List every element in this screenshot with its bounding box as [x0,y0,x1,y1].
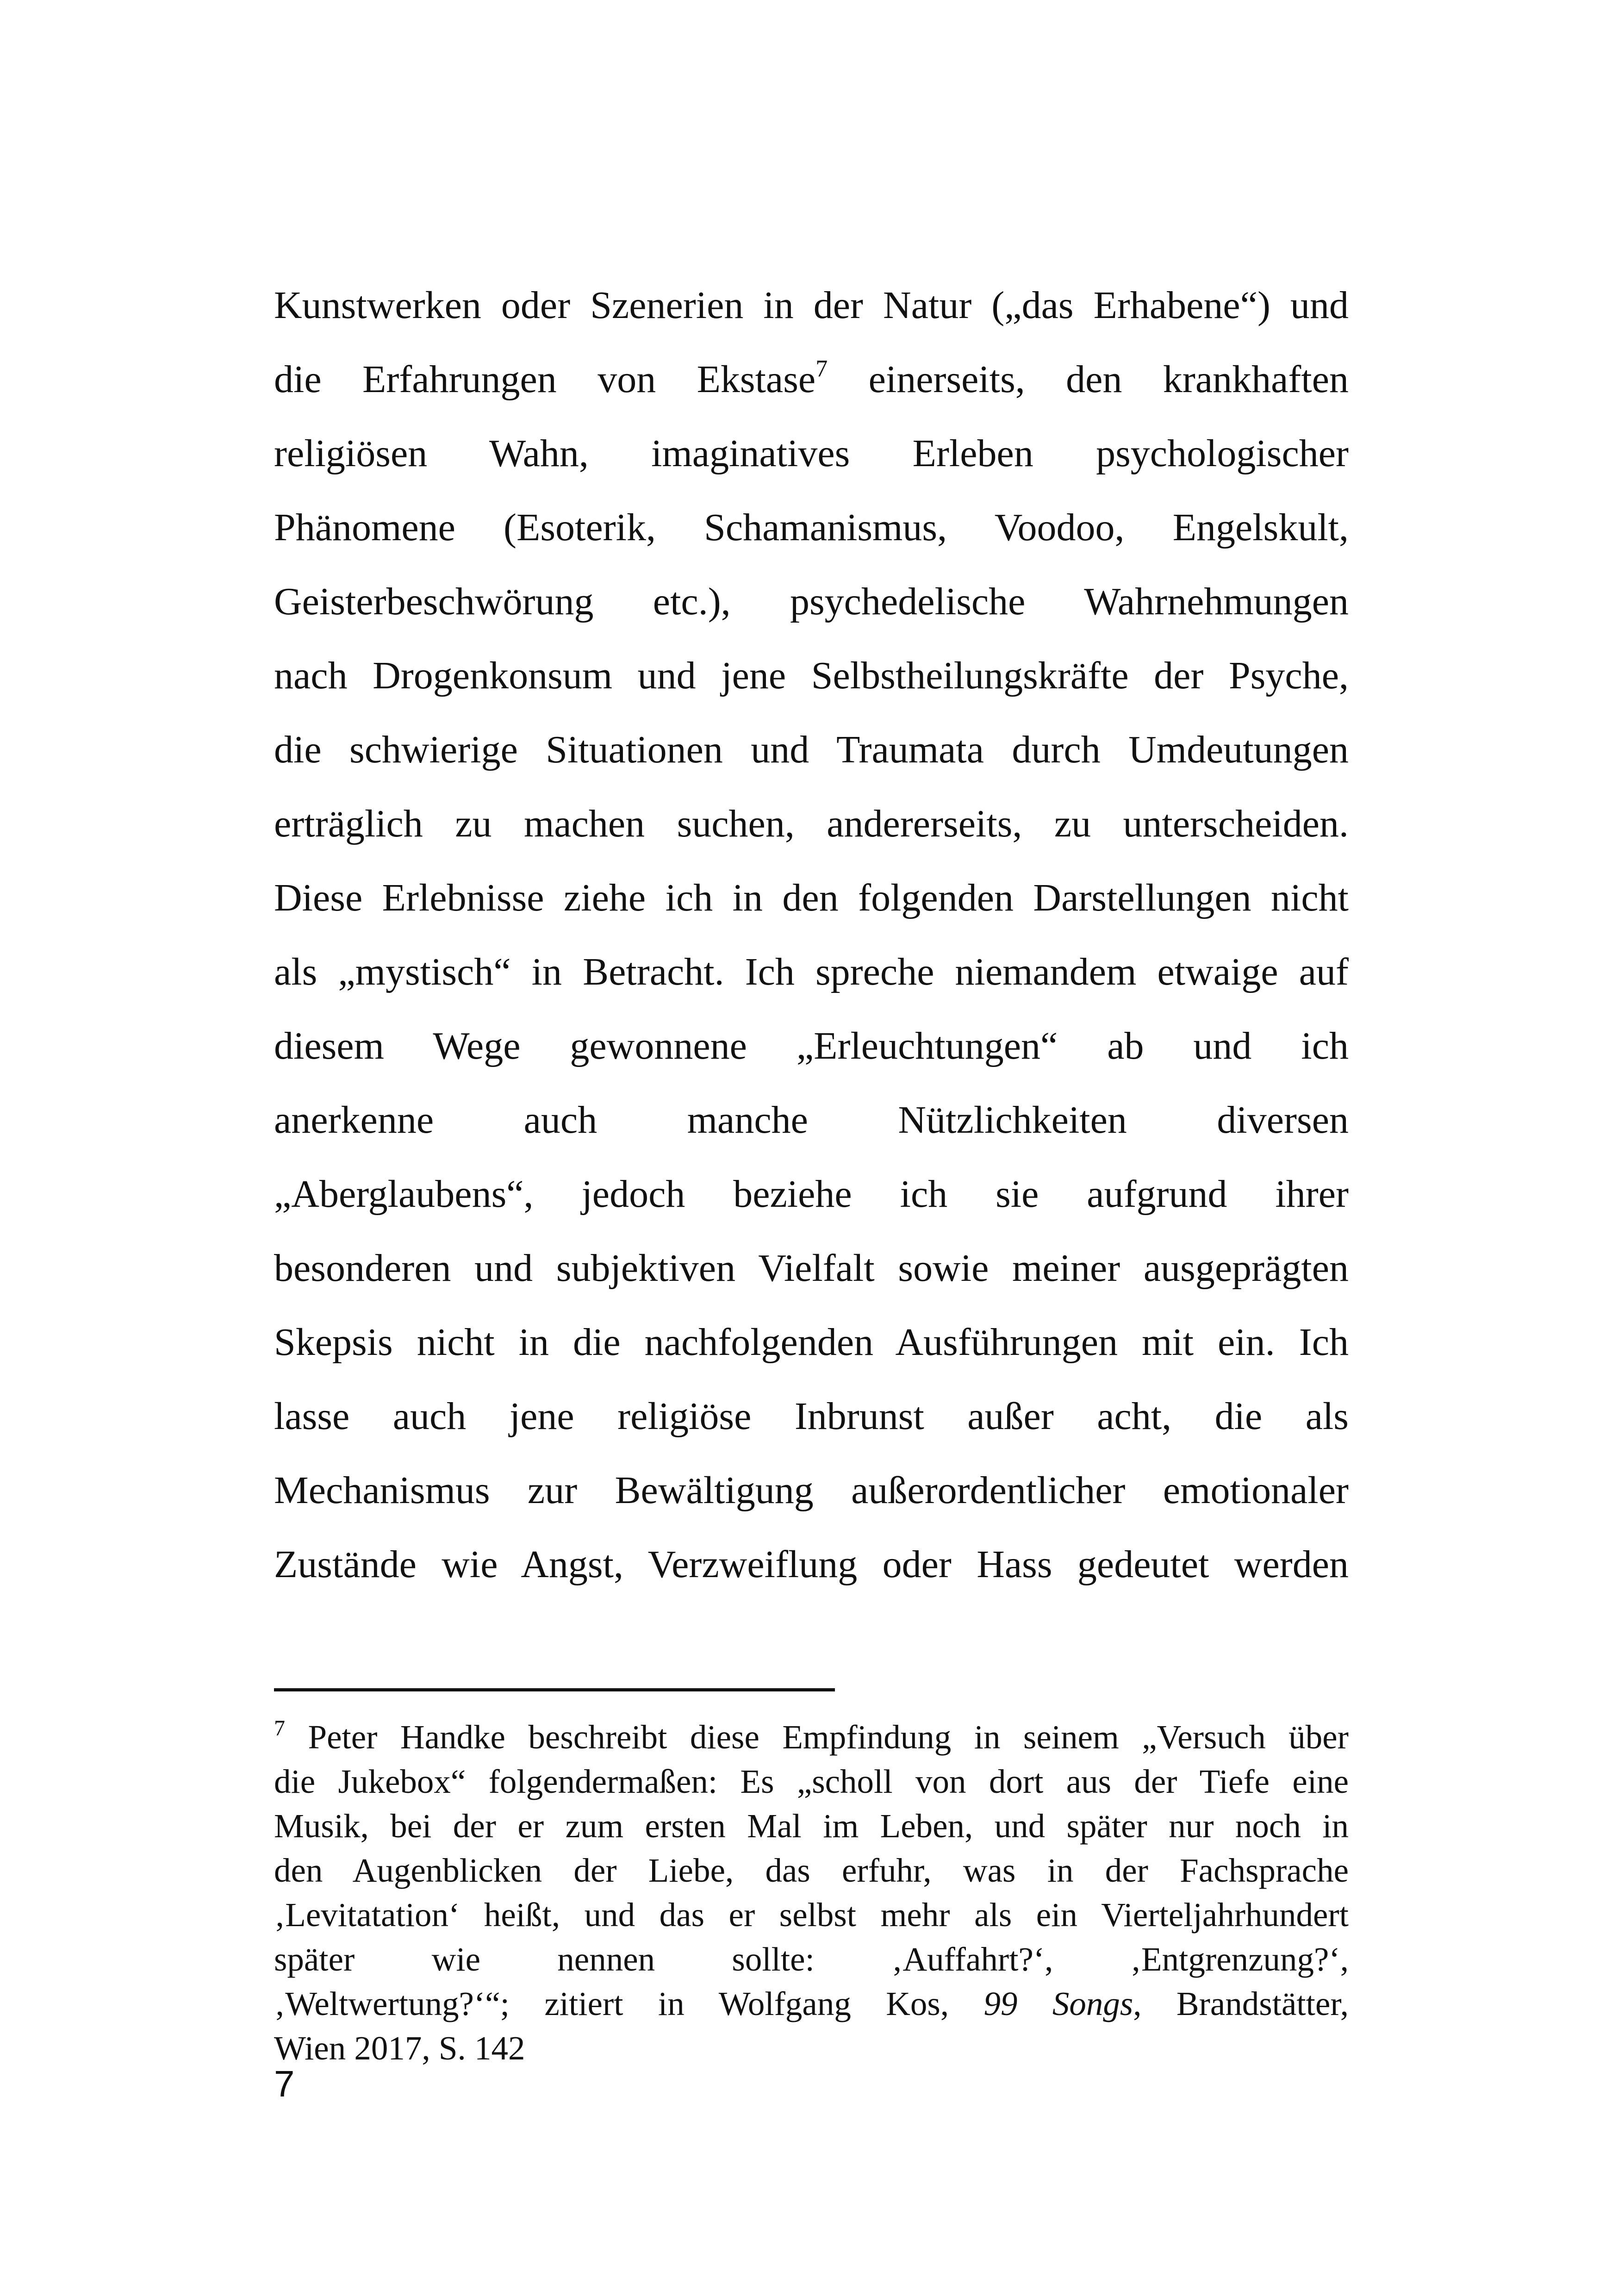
body-line: als „mystisch“ in Betracht. Ich spreche niemandem etwaige auf [274,950,1349,993]
body-line: Diese Erlebnisse ziehe ich in den folgenden Darstellungen nicht [274,876,1349,919]
body-line: anerkenne auch manche Nützlichkeiten diversen [274,1098,1349,1142]
body-line: erträglich zu machen suchen, andererseits, zu unterscheiden. [274,802,1349,845]
footnote [274,1715,1349,2071]
body-line: Geisterbeschwörung etc.), psychedelische Wahrnehmungen [274,580,1349,623]
footnote-line: Wien 2017, S. 142 [274,2029,525,2067]
footnote-line-part: Peter Handke beschreibt diese Empfindung in seinem „Versuch über [308,1718,1349,1756]
body-line: Zustände wie Angst, Verzweiflung oder Hass gedeutet werden [274,1543,1349,1586]
body-line: Mechanismus zur Bewältigung außerordentlicher emotionaler [274,1469,1349,1512]
body-line: Skepsis nicht in die nachfolgenden Ausführungen mit ein. Ich [274,1321,1349,1364]
page-number: 7 [274,2063,295,2104]
footnote-line: später wie nennen sollte: ‚Auffahrt?‘, ‚Entgrenzung?‘, [274,1940,1349,1978]
body-line: diesem Wege gewonnene „Erleuchtungen“ ab und ich [274,1024,1349,1067]
footnote-line: ‚Levitatation‘ heißt, und das er selbst mehr als ein Vierteljahrhundert [274,1896,1349,1934]
footnote-divider [274,1688,835,1691]
body-line: die schwierige Situationen und Traumata durch Umdeutungen [274,728,1349,771]
footnote-book-title: 99 Songs [983,1985,1133,2022]
footnote-line: die Jukebox“ folgendermaßen: Es „scholl von dort aus der Tiefe eine [274,1763,1349,1800]
body-line: Phänomene (Esoterik, Schamanismus, Voodoo, Engelskult, [274,506,1349,549]
footnote-line-part: ‚Weltwertung?‘“; zitiert in Wolfgang Kos, [274,1985,949,2022]
body-text [274,268,1349,1602]
footnote-line: Musik, bei der er zum ersten Mal im Leben, und später nur noch in [274,1807,1349,1845]
body-line: religiösen Wahn, imaginatives Erleben psychologischer [274,432,1349,475]
body-line-part: einerseits, den krankhaften [868,358,1349,401]
body-line: besonderen und subjektiven Vielfalt sowie meiner ausgeprägten [274,1247,1349,1290]
body-line: lasse auch jene religiöse Inbrunst außer acht, die als [274,1395,1349,1438]
body-line: „Aberglaubens“, jedoch beziehe ich sie aufgrund ihrer [274,1173,1349,1216]
footnote-line [274,1715,1349,1759]
footnote-line: den Augenblicken der Liebe, das erfuhr, was in der Fachsprache [274,1852,1349,1889]
footnote-line [274,1982,1349,2026]
body-line: nach Drogenkonsum und jene Selbstheilungskräfte der Psyche, [274,654,1349,697]
body-line-part: die Erfahrungen von Ekstase [274,358,816,401]
footnote-line-part: , Brandstätter, [1133,1985,1349,2022]
body-line: Kunstwerken oder Szenerien in der Natur („das Erhabene“) und [274,284,1349,327]
body-line [274,343,1349,417]
footnote-mark: 7 [274,1716,285,1741]
footnote-reference: 7 [815,356,828,382]
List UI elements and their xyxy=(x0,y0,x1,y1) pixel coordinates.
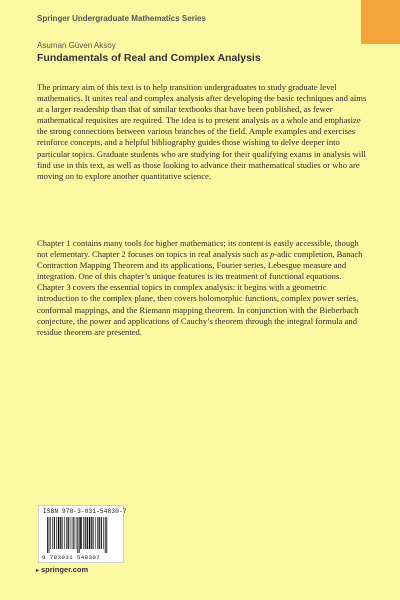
barcode-bar xyxy=(103,517,104,549)
barcode-bar xyxy=(105,517,106,553)
barcode-bar xyxy=(49,517,50,553)
barcode-bars xyxy=(46,517,122,553)
barcode-bar xyxy=(64,517,65,549)
barcode-bar xyxy=(101,517,102,549)
publisher-website[interactable] xyxy=(36,565,88,574)
barcode-bar xyxy=(93,517,94,549)
barcode-bar xyxy=(77,517,78,553)
barcode-bar xyxy=(80,517,82,549)
isbn-label: ISBN 978-3-031-54830-7 xyxy=(43,508,127,515)
barcode-bar xyxy=(97,517,98,549)
barcode-bar xyxy=(79,517,80,553)
barcode-bar xyxy=(85,517,86,549)
series-name: Springer Undergraduate Mathematics Series xyxy=(37,14,206,23)
book-title: Fundamentals of Real and Complex Analysis xyxy=(37,52,261,64)
blurb-paragraph-1: The primary aim of this text is to help transition undergraduates to study graduate level mathematics. It unites real and complex analysis after developing the basic techniques and aims at a larger readership than that of similar textbooks that have been published, as fewer mathematical requisites are required. The idea is to present analysis as a whole and emphasize the strong connections between various branches of the field. Ample examples and exercises reinforce concepts, and a helpful bibliography guides those wishing to delve deeper into particular topics. Graduate students who are studying for their qualifying exams in analysis will find use in this text, as well as those looking to advance their mathematical studies or who are moving on to explore another quantitative science. xyxy=(37,82,367,181)
barcode-bar xyxy=(106,517,107,553)
arrow-icon: ▸ xyxy=(36,568,40,574)
p-variable: p xyxy=(270,249,275,260)
barcode-bar xyxy=(83,517,84,549)
barcode-bar xyxy=(56,517,57,549)
barcode-bar xyxy=(62,517,63,549)
barcode-bar xyxy=(54,517,55,549)
barcode-bar xyxy=(50,517,51,549)
barcode-bar xyxy=(76,517,77,549)
barcode-bar xyxy=(73,517,74,549)
barcode-bar xyxy=(91,517,92,549)
series-color-tab xyxy=(361,0,400,44)
barcode-bar xyxy=(87,517,88,549)
blurb-paragraph-2 xyxy=(37,238,367,338)
barcode-bar xyxy=(60,517,61,549)
blurb-paragraph-2-rest: -adic completion, Banach Contraction Mapping Theorem and its applications, Fourier series, Lebesgue measure and integration. One of this chapter’s unique features is its treatment of functional equations. Chapter 3 covers the essential topics in complex analysis: it begins with a geometric introduction to the complex plane, then covers holomorphic functions, complex power series, conformal mappings, and the Riemann mapping theorem. In conjunction with the Bieberbach conjecture, the power and applications of Cauchy’s theorem through the integral formula and residue theorem are presented. xyxy=(37,249,363,337)
barcode-bar xyxy=(99,517,100,549)
website-label: springer.com xyxy=(41,565,89,574)
barcode-bar xyxy=(47,517,48,553)
barcode-bar xyxy=(52,517,53,549)
barcode-bar xyxy=(66,517,67,549)
isbn-barcode xyxy=(38,505,127,563)
barcode-bar xyxy=(58,517,60,549)
author-name: Asuman Güven Aksoy xyxy=(37,41,116,50)
blurb-paragraph-2-start: Chapter 1 contains many tools for higher mathematics; its content is easily accessible, though not elementary. Chapter 2 focuses on topics in real analysis such as xyxy=(37,238,359,260)
barcode-bar xyxy=(70,517,71,549)
barcode-digits: 9 783031 548307 xyxy=(42,554,101,561)
barcode-bar xyxy=(89,517,91,549)
barcode-bar xyxy=(95,517,96,549)
barcode-bar xyxy=(72,517,73,549)
barcode-bar xyxy=(68,517,69,549)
------------------------
-- What you are asked to do --
In the records, begin at the line that has "etwaige auf [274,950,1349,993]" and stop after the line that has "body-line: Zustände wie". Write out those lines again with "Verzweiflung" changed to "Trauer", leaving everything else as it is.

-- Response to the task --
body-line: als „mystisch“ in Betracht. Ich spreche niemandem etwaige auf [274,950,1349,993]
body-line: Diese Erlebnisse ziehe ich in den folgenden Darstellungen nicht [274,876,1349,919]
body-line: anerkenne auch manche Nützlichkeiten diversen [274,1098,1349,1142]
body-line: erträglich zu machen suchen, andererseits, zu unterscheiden. [274,802,1349,845]
footnote [274,1715,1349,2071]
body-line: Geisterbeschwörung etc.), psychedelische Wahrnehmungen [274,580,1349,623]
footnote-line: Wien 2017, S. 142 [274,2029,525,2067]
footnote-line-part: Peter Handke beschreibt diese Empfindung in seinem „Versuch über [308,1718,1349,1756]
body-line: Zustände wie Angst, Trauer oder Hass gedeutet werden [274,1543,1349,1586]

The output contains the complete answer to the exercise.